Present every line in which the string "ZAMORA" appears.

A run of records:
--------------------------------

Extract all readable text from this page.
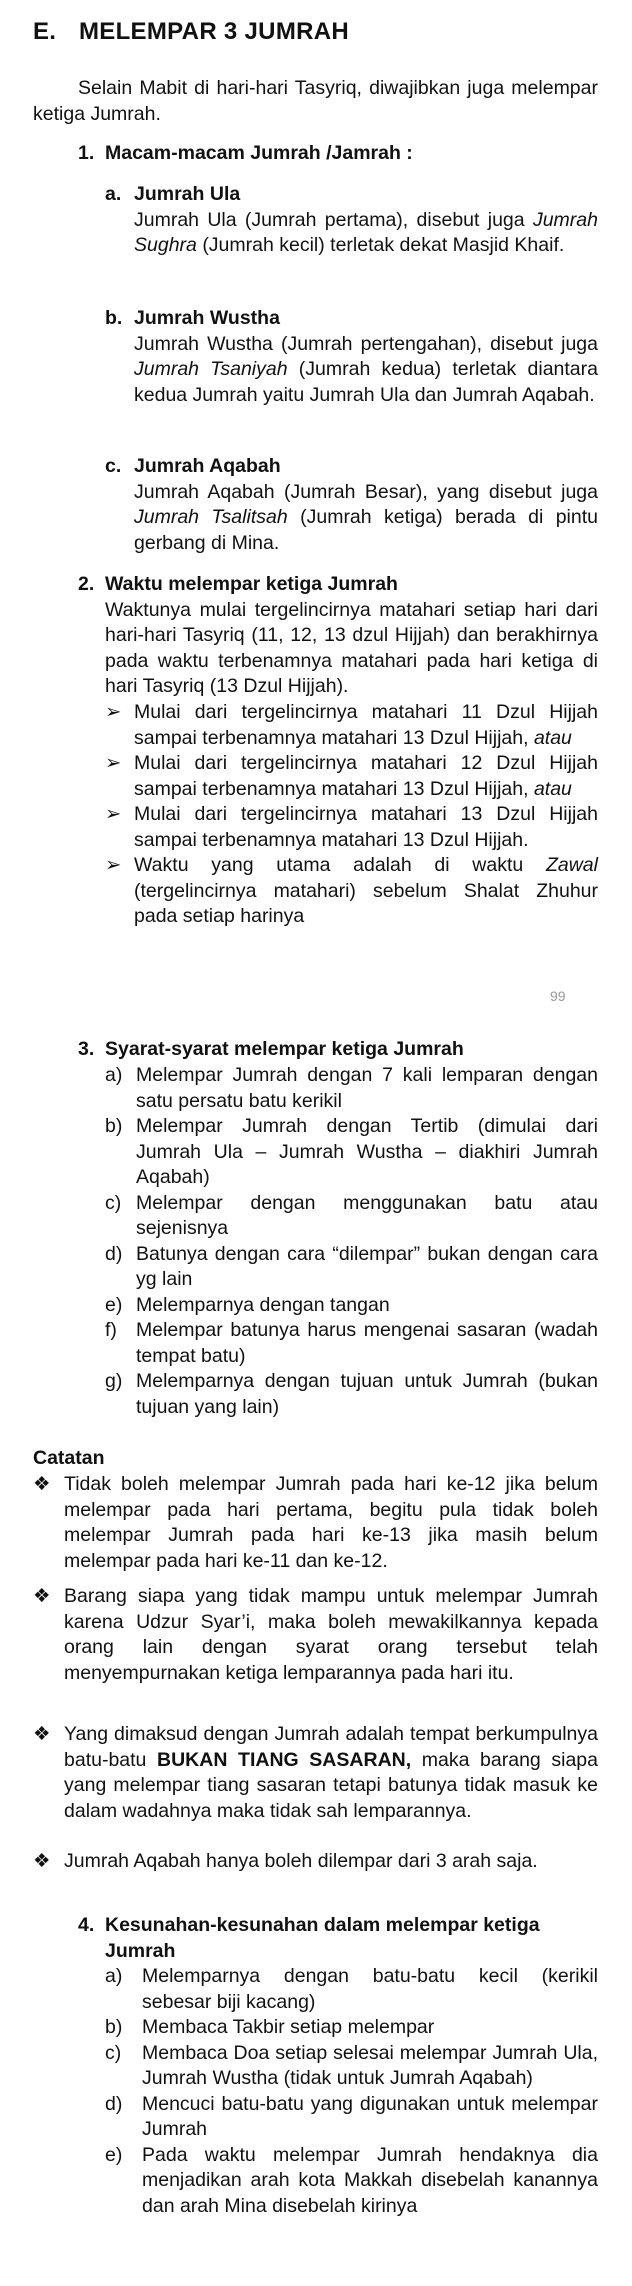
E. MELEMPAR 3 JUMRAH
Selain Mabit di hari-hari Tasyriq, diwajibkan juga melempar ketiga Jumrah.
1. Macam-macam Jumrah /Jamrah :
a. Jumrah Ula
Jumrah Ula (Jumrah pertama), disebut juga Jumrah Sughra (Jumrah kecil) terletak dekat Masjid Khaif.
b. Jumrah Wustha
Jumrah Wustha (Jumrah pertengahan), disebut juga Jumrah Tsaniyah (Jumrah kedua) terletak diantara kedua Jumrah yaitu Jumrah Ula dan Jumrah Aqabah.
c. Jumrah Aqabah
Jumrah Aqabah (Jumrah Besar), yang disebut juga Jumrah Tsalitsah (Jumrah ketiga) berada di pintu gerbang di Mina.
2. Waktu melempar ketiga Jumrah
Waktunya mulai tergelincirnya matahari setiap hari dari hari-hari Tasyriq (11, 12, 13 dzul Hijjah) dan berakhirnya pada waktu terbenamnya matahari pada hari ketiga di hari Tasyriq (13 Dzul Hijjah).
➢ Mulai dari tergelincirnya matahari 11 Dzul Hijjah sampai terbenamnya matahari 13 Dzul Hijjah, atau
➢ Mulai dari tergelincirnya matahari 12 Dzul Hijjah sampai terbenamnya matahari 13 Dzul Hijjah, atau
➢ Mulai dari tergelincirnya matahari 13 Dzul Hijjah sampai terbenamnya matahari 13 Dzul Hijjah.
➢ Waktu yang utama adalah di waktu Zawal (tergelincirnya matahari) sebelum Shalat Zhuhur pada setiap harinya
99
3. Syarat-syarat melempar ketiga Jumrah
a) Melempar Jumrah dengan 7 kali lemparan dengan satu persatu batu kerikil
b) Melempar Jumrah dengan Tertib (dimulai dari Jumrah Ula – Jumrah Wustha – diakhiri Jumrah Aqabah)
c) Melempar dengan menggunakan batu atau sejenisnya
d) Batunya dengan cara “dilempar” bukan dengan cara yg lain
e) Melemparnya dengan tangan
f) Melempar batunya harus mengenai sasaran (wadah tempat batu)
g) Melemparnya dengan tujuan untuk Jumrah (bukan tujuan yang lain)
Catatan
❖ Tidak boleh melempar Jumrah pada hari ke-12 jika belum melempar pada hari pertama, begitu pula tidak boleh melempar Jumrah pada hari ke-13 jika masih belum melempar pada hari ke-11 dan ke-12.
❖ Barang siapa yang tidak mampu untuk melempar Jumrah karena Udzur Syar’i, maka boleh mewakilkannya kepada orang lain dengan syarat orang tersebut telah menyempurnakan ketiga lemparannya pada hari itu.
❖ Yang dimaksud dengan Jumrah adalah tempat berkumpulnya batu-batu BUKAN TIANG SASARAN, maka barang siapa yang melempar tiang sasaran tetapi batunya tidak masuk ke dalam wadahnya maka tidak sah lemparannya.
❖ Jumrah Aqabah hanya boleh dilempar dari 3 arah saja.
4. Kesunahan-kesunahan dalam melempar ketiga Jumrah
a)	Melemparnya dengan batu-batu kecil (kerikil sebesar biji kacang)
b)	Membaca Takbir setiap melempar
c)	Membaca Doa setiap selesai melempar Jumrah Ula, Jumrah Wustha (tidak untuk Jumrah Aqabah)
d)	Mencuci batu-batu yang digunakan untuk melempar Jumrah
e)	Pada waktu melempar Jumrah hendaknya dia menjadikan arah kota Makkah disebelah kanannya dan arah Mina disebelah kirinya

--------------------------------

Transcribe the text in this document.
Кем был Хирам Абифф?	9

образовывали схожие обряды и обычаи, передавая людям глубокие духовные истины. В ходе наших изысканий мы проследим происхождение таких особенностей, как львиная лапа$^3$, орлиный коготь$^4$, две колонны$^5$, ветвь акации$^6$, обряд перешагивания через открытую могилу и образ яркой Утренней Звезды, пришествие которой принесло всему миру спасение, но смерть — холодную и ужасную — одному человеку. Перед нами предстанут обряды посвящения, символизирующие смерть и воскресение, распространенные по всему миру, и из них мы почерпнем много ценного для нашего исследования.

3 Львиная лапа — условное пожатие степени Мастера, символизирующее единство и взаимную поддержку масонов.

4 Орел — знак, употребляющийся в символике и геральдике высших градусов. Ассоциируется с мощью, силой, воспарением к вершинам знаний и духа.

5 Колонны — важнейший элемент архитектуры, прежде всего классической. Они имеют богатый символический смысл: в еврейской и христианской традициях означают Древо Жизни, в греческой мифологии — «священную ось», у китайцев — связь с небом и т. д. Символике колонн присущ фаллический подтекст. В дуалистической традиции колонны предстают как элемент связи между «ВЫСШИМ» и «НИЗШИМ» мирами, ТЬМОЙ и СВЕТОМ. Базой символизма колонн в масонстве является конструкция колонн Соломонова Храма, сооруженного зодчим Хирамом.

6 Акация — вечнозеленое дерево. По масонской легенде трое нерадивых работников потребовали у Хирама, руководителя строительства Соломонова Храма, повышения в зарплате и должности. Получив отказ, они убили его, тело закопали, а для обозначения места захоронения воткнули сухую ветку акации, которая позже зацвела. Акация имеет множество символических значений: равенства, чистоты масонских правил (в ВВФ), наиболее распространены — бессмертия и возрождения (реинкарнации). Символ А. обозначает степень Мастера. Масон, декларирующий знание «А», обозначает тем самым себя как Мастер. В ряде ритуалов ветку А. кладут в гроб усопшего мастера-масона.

--------------------------------

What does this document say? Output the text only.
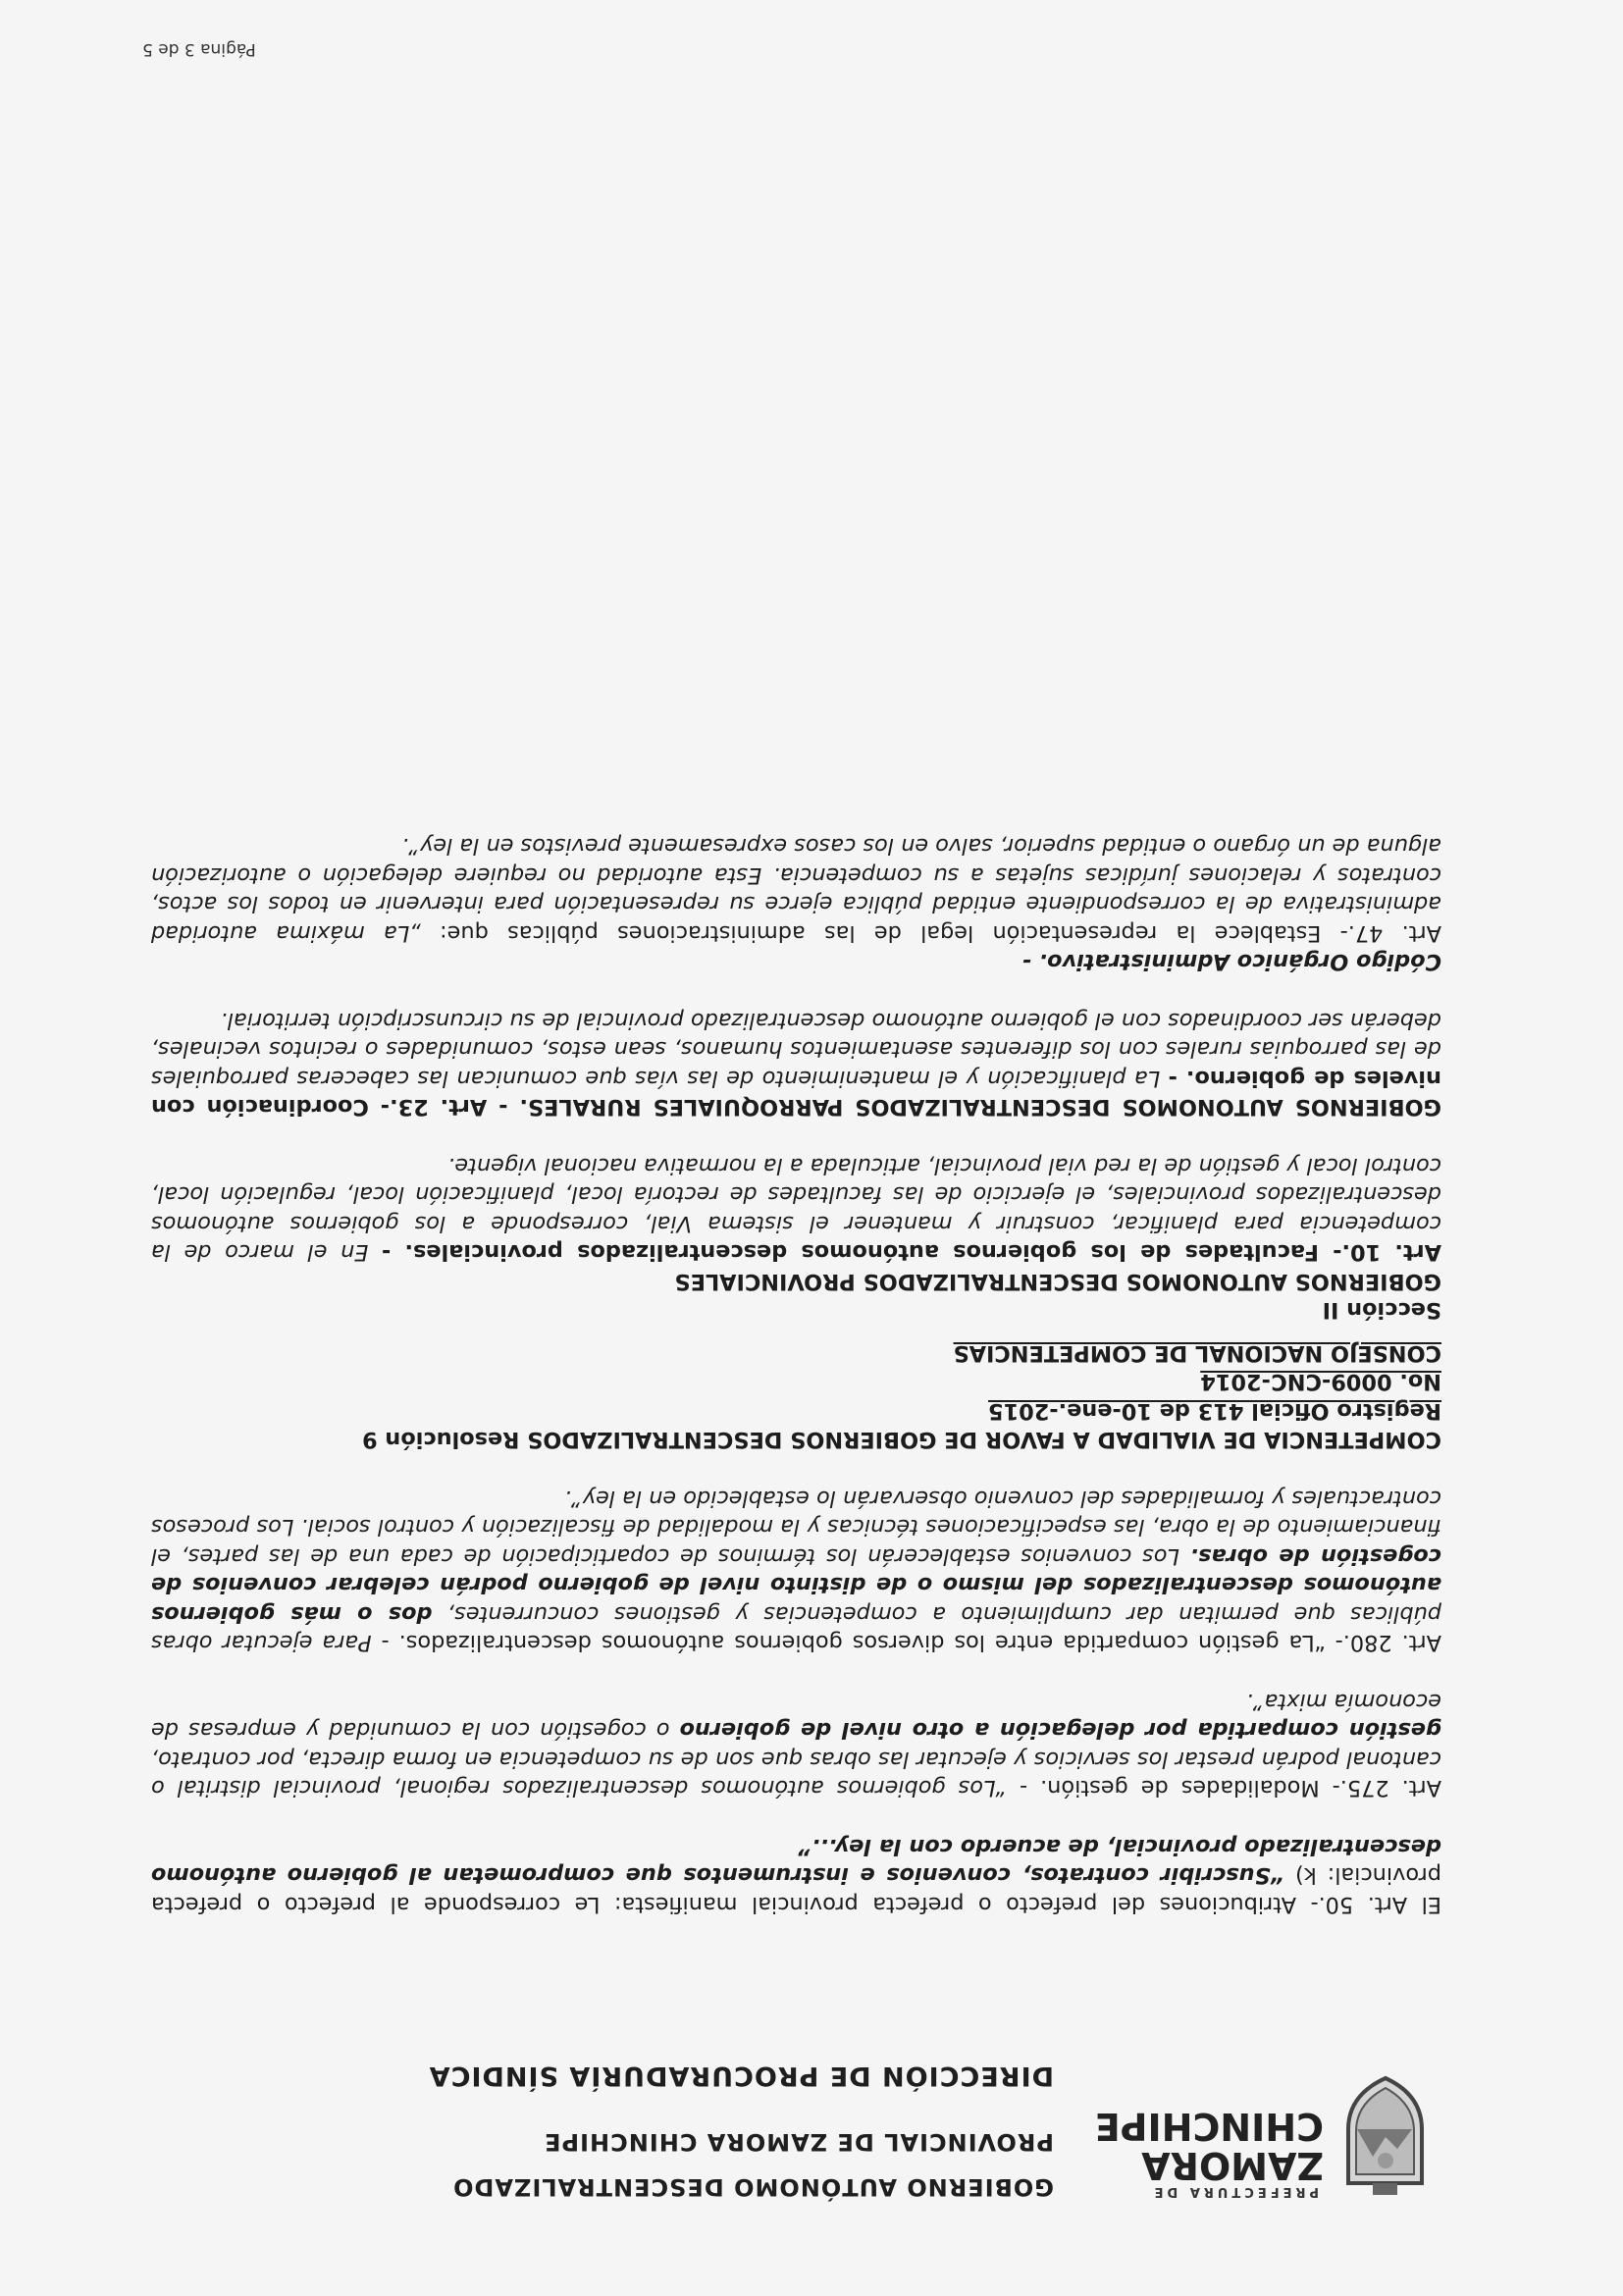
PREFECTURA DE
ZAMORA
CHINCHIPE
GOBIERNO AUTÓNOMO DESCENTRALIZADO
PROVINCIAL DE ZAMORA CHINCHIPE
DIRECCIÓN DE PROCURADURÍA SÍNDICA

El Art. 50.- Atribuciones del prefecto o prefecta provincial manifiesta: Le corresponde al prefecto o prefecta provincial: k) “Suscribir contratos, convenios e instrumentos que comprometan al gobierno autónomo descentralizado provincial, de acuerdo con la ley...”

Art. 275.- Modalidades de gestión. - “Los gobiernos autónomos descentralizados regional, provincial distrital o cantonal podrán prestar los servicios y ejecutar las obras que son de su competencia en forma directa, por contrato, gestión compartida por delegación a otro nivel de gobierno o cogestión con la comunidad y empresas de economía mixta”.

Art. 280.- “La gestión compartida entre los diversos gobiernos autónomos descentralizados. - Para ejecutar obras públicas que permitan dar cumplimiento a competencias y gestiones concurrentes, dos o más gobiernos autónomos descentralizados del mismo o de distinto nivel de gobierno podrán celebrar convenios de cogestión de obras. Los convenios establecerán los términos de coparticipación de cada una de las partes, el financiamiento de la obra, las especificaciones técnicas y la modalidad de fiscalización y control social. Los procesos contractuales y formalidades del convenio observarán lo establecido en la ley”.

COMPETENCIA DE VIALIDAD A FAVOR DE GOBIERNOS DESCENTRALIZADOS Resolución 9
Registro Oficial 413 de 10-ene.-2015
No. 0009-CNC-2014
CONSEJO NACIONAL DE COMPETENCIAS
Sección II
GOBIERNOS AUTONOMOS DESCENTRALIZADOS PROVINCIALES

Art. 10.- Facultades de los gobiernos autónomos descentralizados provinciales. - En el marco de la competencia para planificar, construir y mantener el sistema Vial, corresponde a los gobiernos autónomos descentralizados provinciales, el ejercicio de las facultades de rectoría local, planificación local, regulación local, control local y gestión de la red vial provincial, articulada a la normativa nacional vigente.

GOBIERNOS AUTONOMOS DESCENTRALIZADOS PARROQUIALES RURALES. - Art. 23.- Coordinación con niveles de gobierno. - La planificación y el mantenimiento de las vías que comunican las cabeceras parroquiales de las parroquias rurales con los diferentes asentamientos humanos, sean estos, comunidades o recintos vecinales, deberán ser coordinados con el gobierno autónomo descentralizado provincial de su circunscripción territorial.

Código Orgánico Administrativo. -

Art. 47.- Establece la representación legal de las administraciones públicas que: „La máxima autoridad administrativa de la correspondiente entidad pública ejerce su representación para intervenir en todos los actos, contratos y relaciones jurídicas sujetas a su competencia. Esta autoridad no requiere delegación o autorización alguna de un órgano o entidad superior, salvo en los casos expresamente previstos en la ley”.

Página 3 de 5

--------------------------------

#### [Correct output]
ZAMORA
PROVINCIAL DE ZAMORA CHINCHIPE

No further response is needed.